* Task to complete: Output every line of the data exactly as it appears.
-------- Exercise materials
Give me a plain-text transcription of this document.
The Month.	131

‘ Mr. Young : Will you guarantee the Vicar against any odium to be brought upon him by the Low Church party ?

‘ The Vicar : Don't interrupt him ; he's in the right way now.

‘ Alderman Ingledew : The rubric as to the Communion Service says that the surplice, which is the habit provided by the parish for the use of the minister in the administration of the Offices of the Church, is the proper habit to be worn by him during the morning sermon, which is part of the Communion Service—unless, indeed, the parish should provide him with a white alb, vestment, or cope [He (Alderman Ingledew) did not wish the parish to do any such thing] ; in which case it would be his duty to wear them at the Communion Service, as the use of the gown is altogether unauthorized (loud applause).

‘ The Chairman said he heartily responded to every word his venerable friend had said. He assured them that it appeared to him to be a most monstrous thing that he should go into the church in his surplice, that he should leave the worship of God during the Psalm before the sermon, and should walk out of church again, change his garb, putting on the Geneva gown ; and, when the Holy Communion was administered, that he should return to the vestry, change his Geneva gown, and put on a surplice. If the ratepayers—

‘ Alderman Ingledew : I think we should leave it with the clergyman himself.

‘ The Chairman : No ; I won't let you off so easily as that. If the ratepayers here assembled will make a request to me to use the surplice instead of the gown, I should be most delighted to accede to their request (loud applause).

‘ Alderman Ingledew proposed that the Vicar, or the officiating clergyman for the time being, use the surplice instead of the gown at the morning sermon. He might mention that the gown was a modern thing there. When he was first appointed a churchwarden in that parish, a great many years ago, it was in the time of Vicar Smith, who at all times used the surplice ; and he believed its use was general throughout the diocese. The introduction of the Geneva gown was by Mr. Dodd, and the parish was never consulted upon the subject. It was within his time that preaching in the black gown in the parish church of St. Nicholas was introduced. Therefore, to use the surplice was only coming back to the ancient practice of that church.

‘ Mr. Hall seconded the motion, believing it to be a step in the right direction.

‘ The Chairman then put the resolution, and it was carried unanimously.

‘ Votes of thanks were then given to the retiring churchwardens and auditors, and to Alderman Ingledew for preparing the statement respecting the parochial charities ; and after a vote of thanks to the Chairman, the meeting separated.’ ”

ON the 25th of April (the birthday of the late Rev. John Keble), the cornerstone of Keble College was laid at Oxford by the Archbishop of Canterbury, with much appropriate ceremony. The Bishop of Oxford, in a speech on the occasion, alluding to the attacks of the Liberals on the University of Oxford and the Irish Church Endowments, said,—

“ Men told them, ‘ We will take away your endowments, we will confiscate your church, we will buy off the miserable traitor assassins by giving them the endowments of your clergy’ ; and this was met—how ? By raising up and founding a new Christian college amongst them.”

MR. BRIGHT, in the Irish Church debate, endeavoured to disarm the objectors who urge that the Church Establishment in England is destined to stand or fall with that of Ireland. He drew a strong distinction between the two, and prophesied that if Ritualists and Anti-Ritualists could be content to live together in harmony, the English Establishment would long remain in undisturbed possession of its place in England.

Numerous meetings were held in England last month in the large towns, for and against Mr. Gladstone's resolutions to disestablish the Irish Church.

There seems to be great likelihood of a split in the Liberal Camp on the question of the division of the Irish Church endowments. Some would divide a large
----------------
* Written response:
Give me a plain-text transcription of this document.
The Month.	131

‘ Mr. Young : Will you guarantee the Vicar against any odium to be brought upon him by the Low Church party ?

‘ The Vicar : Don't interrupt him ; he's in the right way now.

‘ Alderman Ingledew : The rubric as to the Communion Service says that the surplice, which is the habit provided by the parish for the use of the minister in the administration of the Offices of the Church, is the proper habit to be worn by him during the morning sermon, which is part of the Communion Service—unless, indeed, the parish should provide him with a white alb, vestment, or cope [He (Alderman Ingledew) did not wish the parish to do any such thing] ; in which case it would be his duty to wear them at the Communion Service, as the use of the gown is altogether unauthorized (loud applause).

‘ The Chairman said he heartily responded to every word his venerable friend had said. He assured them that it appeared to him to be a most monstrous thing that he should go into the church in his surplice, that he should leave the worship of God during the Psalm before the sermon, and should walk out of church again, change his garb, putting on the Geneva gown ; and, when the Holy Communion was administered, that he should return to the vestry, change his Geneva gown, and put on a surplice. If the ratepayers—

‘ Alderman Ingledew : I think we should leave it with the clergyman himself.

‘ The Chairman : No ; I won't let you off so easily as that. If the ratepayers here assembled will make a request to me to use the surplice instead of the gown, I should be most delighted to accede to their request (loud applause).

‘ Alderman Ingledew proposed that the Vicar, or the officiating clergyman for the time being, use the surplice instead of the gown at the morning sermon. He might mention that the gown was a modern thing there. When he was first appointed a churchwarden in that parish, a great many years ago, it was in the time of Vicar Smith, who at all times used the surplice ; and he believed its use was general throughout the diocese. The introduction of the Geneva gown was by Mr. Dodd, and the parish was never consulted upon the subject. It was within his time that preaching in the black gown in the parish church of St. Nicholas was introduced. Therefore, to use the surplice was only coming back to the ancient practice of that church.

‘ Mr. Hall seconded the motion, believing it to be a step in the right direction.

‘ The Chairman then put the resolution, and it was carried unanimously.

‘ Votes of thanks were then given to the retiring churchwardens and auditors, and to Alderman Ingledew for preparing the statement respecting the parochial charities ; and after a vote of thanks to the Chairman, the meeting separated.’ ”

ON the 25th of April (the birthday of the late Rev. John Keble), the cornerstone of Keble College was laid at Oxford by the Archbishop of Canterbury, with much appropriate ceremony. The Bishop of Oxford, in a speech on the occasion, alluding to the attacks of the Liberals on the University of Oxford and the Irish Church Endowments, said,—

“ Men told them, ‘ We will take away your endowments, we will confiscate your church, we will buy off the miserable traitor assassins by giving them the endowments of your clergy’ ; and this was met—how ? By raising up and founding a new Christian college amongst them.”

MR. BRIGHT, in the Irish Church debate, endeavoured to disarm the objectors who urge that the Church Establishment in England is destined to stand or fall with that of Ireland. He drew a strong distinction between the two, and prophesied that if Ritualists and Anti-Ritualists could be content to live together in harmony, the English Establishment would long remain in undisturbed possession of its place in England.

Numerous meetings were held in England last month in the large towns, for and against Mr. Gladstone's resolutions to disestablish the Irish Church.

There seems to be great likelihood of a split in the Liberal Camp on the question of the division of the Irish Church endowments. Some would divide a large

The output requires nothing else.